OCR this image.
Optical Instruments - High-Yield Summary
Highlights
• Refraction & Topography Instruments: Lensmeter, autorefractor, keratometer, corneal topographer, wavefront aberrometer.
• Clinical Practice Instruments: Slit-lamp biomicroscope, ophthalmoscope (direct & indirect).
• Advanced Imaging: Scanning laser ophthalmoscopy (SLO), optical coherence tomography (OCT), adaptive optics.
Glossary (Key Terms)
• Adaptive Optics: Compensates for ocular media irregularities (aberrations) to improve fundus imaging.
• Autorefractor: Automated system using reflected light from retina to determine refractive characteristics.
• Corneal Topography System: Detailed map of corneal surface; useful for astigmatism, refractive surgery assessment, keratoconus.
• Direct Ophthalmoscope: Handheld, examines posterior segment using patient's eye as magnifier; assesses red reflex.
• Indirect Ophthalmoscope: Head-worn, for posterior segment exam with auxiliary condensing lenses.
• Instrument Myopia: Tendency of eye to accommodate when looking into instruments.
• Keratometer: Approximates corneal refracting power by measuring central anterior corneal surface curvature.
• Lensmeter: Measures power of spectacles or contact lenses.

**Task prompt**.
Produce a verbatim transcription of the entries above.

**Response for this exercise**.
OCR this image.
Optical Instruments - High-Yield Summary
Highlights
• Refraction & Topography Instruments: Lensmeter, autorefractor, keratometer, corneal topographer, wavefront aberrometer.
• Clinical Practice Instruments: Slit-lamp biomicroscope, ophthalmoscope (direct & indirect).
• Advanced Imaging: Scanning laser ophthalmoscopy (SLO), optical coherence tomography (OCT), adaptive optics.
Glossary (Key Terms)
• Adaptive Optics: Compensates for ocular media irregularities (aberrations) to improve fundus imaging.
• Autorefractor: Automated system using reflected light from retina to determine refractive characteristics.
• Corneal Topography System: Detailed map of corneal surface; useful for astigmatism, refractive surgery assessment, keratoconus.
• Direct Ophthalmoscope: Handheld, examines posterior segment using patient's eye as magnifier; assesses red reflex.
• Indirect Ophthalmoscope: Head-worn, for posterior segment exam with auxiliary condensing lenses.
• Instrument Myopia: Tendency of eye to accommodate when looking into instruments.
• Keratometer: Approximates corneal refracting power by measuring central anterior corneal surface curvature.
• Lensmeter: Measures power of spectacles or contact lenses.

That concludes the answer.